WHAT TO WORK ON: Write the material out again, line by line, exactly as it is.

═════ ENTRIES PROVIDED

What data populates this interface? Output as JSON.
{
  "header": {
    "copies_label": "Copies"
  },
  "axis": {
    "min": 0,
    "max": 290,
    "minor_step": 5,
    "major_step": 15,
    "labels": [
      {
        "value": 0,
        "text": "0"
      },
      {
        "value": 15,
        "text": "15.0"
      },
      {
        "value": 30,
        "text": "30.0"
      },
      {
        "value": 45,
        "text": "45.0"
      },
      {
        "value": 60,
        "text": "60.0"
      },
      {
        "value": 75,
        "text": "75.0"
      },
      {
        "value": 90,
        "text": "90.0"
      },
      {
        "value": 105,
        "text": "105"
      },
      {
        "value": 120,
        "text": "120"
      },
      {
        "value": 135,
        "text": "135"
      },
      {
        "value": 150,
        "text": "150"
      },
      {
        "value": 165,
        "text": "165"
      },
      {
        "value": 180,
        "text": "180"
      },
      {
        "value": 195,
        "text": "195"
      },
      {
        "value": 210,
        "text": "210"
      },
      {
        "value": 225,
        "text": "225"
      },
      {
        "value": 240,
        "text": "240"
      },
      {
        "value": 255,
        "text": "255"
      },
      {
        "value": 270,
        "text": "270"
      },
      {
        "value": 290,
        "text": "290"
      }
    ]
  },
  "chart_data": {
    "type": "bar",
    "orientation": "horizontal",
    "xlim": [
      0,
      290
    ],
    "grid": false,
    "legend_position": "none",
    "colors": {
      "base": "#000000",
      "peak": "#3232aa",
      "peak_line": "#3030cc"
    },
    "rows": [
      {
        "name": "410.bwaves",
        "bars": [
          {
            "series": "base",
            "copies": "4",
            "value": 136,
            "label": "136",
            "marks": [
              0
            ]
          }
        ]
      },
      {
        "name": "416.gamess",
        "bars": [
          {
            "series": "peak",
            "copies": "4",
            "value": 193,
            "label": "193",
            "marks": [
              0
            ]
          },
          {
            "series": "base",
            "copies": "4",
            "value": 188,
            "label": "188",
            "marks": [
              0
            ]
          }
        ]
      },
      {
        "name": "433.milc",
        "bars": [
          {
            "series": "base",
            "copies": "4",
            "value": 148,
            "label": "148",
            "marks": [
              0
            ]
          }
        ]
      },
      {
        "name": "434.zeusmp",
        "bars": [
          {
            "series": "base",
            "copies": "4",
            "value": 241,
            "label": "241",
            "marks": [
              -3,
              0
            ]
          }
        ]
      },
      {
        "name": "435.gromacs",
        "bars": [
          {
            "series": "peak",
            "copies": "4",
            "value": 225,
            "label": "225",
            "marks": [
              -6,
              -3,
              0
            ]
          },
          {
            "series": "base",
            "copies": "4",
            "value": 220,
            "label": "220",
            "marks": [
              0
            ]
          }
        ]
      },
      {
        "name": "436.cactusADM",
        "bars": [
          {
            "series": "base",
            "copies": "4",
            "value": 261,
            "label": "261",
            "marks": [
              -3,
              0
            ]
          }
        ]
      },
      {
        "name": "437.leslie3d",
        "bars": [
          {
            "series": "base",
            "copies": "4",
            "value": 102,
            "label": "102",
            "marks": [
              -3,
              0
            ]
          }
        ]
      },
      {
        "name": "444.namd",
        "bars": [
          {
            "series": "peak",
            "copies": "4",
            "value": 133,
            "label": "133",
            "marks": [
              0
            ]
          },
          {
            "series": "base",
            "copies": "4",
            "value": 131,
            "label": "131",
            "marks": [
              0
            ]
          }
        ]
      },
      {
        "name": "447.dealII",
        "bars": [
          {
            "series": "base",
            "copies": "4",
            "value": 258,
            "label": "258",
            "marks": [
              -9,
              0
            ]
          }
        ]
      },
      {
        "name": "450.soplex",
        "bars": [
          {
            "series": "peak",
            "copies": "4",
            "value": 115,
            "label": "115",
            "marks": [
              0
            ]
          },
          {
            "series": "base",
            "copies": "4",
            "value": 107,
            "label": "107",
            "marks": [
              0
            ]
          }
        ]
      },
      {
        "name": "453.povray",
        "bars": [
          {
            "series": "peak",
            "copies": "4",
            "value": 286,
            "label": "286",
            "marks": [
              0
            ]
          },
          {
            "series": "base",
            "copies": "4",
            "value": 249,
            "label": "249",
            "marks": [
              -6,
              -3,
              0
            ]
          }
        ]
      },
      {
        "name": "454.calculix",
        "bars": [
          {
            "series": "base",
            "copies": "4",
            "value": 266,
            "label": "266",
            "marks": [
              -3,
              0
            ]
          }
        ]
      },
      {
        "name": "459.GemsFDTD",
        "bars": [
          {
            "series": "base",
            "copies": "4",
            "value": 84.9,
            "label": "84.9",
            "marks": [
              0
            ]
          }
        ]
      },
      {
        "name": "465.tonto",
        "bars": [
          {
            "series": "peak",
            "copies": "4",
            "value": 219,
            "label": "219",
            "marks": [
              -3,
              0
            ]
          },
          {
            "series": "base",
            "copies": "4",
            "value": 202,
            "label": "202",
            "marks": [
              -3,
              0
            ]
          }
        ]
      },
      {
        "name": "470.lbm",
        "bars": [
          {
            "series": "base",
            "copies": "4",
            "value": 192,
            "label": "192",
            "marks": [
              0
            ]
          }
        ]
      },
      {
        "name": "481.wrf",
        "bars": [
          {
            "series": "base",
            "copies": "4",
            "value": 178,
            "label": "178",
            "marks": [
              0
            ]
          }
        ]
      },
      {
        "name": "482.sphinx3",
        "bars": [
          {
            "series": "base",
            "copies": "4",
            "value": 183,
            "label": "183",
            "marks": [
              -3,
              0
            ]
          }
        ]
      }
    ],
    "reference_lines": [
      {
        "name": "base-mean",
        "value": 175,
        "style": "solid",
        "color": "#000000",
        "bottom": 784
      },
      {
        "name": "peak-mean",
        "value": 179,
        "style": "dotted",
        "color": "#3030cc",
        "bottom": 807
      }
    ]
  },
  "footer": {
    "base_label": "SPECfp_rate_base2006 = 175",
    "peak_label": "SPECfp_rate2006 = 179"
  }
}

══════════

EXPECTED OUTPUT:
What data populates this interface? Output as JSON.
{
  "header": {
    "copies_label": "Copies"
  },
  "axis": {
    "min": 0,
    "max": 290,
    "minor_step": 5,
    "major_step": 15,
    "labels": [
      {
        "value": 0,
        "text": "0"
      },
      {
        "value": 15,
        "text": "15.0"
      },
      {
        "value": 30,
        "text": "30.0"
      },
      {
        "value": 45,
        "text": "45.0"
      },
      {
        "value": 60,
        "text": "60.0"
      },
      {
        "value": 75,
        "text": "75.0"
      },
      {
        "value": 90,
        "text": "90.0"
      },
      {
        "value": 105,
        "text": "105"
      },
      {
        "value": 120,
        "text": "120"
      },
      {
        "value": 135,
        "text": "135"
      },
      {
        "value": 150,
        "text": "150"
      },
      {
        "value": 165,
        "text": "165"
      },
      {
        "value": 180,
        "text": "180"
      },
      {
        "value": 195,
        "text": "195"
      },
      {
        "value": 210,
        "text": "210"
      },
      {
        "value": 225,
        "text": "225"
      },
      {
        "value": 240,
        "text": "240"
      },
      {
        "value": 255,
        "text": "255"
      },
      {
        "value": 270,
        "text": "270"
      },
      {
        "value": 290,
        "text": "290"
      }
    ]
  },
  "chart_data": {
    "type": "bar",
    "orientation": "horizontal",
    "xlim": [
      0,
      290
    ],
    "grid": false,
    "legend_position": "none",
    "colors": {
      "base": "#000000",
      "peak": "#3232aa",
      "peak_line": "#3030cc"
    },
    "rows": [
      {
        "name": "410.bwaves",
        "bars": [
          {
            "series": "base",
            "copies": "4",
            "value": 136,
            "label": "136",
            "marks": [
              0
            ]
          }
        ]
      },
      {
        "name": "416.gamess",
        "bars": [
          {
            "series": "peak",
            "copies": "4",
            "value": 193,
            "label": "193",
            "marks": [
              0
            ]
          },
          {
            "series": "base",
            "copies": "4",
            "value": 188,
            "label": "188",
            "marks": [
              0
            ]
          }
        ]
      },
      {
        "name": "433.milc",
        "bars": [
          {
            "series": "base",
            "copies": "4",
            "value": 148,
            "label": "148",
            "marks": [
              0
            ]
          }
        ]
      },
      {
        "name": "434.zeusmp",
        "bars": [
          {
            "series": "base",
            "copies": "4",
            "value": 241,
            "label": "241",
            "marks": [
              -3,
              0
            ]
          }
        ]
      },
      {
        "name": "435.gromacs",
        "bars": [
          {
            "series": "peak",
            "copies": "4",
            "value": 225,
            "label": "225",
            "marks": [
              -6,
              -3,
              0
            ]
          },
          {
            "series": "base",
            "copies": "4",
            "value": 220,
            "label": "220",
            "marks": [
              0
            ]
          }
        ]
      },
      {
        "name": "436.cactusADM",
        "bars": [
          {
            "series": "base",
            "copies": "4",
            "value": 261,
            "label": "261",
            "marks": [
              -3,
              0
            ]
          }
        ]
      },
      {
        "name": "437.leslie3d",
        "bars": [
          {
            "series": "base",
            "copies": "4",
            "value": 102,
            "label": "102",
            "marks": [
              -3,
              0
            ]
          }
        ]
      },
      {
        "name": "444.namd",
        "bars": [
          {
            "series": "peak",
            "copies": "4",
            "value": 133,
            "label": "133",
            "marks": [
              0
            ]
          },
          {
            "series": "base",
            "copies": "4",
            "value": 131,
            "label": "131",
            "marks": [
              0
            ]
          }
        ]
      },
      {
        "name": "447.dealII",
        "bars": [
          {
            "series": "base",
            "copies": "4",
            "value": 258,
            "label": "258",
            "marks": [
              -9,
              0
            ]
          }
        ]
      },
      {
        "name": "450.soplex",
        "bars": [
          {
            "series": "peak",
            "copies": "4",
            "value": 115,
            "label": "115",
            "marks": [
              0
            ]
          },
          {
            "series": "base",
            "copies": "4",
            "value": 107,
            "label": "107",
            "marks": [
              0
            ]
          }
        ]
      },
      {
        "name": "453.povray",
        "bars": [
          {
            "series": "peak",
            "copies": "4",
            "value": 286,
            "label": "286",
            "marks": [
              0
            ]
          },
          {
            "series": "base",
            "copies": "4",
            "value": 249,
            "label": "249",
            "marks": [
              -6,
              -3,
              0
            ]
          }
        ]
      },
      {
        "name": "454.calculix",
        "bars": [
          {
            "series": "base",
            "copies": "4",
            "value": 266,
            "label": "266",
            "marks": [
              -3,
              0
            ]
          }
        ]
      },
      {
        "name": "459.GemsFDTD",
        "bars": [
          {
            "series": "base",
            "copies": "4",
            "value": 84.9,
            "label": "84.9",
            "marks": [
              0
            ]
          }
        ]
      },
      {
        "name": "465.tonto",
        "bars": [
          {
            "series": "peak",
            "copies": "4",
            "value": 219,
            "label": "219",
            "marks": [
              -3,
              0
            ]
          },
          {
            "series": "base",
            "copies": "4",
            "value": 202,
            "label": "202",
            "marks": [
              -3,
              0
            ]
          }
        ]
      },
      {
        "name": "470.lbm",
        "bars": [
          {
            "series": "base",
            "copies": "4",
            "value": 192,
            "label": "192",
            "marks": [
              0
            ]
          }
        ]
      },
      {
        "name": "481.wrf",
        "bars": [
          {
            "series": "base",
            "copies": "4",
            "value": 178,
            "label": "178",
            "marks": [
              0
            ]
          }
        ]
      },
      {
        "name": "482.sphinx3",
        "bars": [
          {
            "series": "base",
            "copies": "4",
            "value": 183,
            "label": "183",
            "marks": [
              -3,
              0
            ]
          }
        ]
      }
    ],
    "reference_lines": [
      {
        "name": "base-mean",
        "value": 175,
        "style": "solid",
        "color": "#000000",
        "bottom": 784
      },
      {
        "name": "peak-mean",
        "value": 179,
        "style": "dotted",
        "color": "#3030cc",
        "bottom": 807
      }
    ]
  },
  "footer": {
    "base_label": "SPECfp_rate_base2006 = 175",
    "peak_label": "SPECfp_rate2006 = 179"
  }
}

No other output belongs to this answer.